• **Instructions for the task**: Look through the records and report how many lines include the word "network", with no other words.

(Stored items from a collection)
────────
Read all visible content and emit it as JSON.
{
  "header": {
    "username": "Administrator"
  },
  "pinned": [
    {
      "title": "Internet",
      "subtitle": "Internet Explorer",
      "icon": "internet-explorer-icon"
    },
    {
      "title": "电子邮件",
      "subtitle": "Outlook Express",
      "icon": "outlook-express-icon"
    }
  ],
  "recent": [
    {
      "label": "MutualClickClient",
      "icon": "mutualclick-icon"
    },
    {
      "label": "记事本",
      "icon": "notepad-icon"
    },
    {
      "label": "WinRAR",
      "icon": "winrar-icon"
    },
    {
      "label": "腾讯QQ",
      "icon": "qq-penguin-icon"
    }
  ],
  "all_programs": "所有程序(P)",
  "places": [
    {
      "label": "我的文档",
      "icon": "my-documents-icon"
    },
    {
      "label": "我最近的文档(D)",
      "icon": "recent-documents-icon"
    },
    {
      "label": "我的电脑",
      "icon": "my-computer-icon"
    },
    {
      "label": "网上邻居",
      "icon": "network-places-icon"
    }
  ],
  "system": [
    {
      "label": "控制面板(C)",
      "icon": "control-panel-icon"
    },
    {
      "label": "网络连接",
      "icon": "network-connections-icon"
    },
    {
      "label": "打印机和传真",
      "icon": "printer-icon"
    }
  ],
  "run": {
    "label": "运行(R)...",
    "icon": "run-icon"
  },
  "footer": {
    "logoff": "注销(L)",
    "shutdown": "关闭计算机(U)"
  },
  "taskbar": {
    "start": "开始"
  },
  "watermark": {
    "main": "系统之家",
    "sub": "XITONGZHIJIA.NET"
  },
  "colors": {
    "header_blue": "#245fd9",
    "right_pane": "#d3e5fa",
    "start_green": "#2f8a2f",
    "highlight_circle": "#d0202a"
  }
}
────────
• **Solution**: 2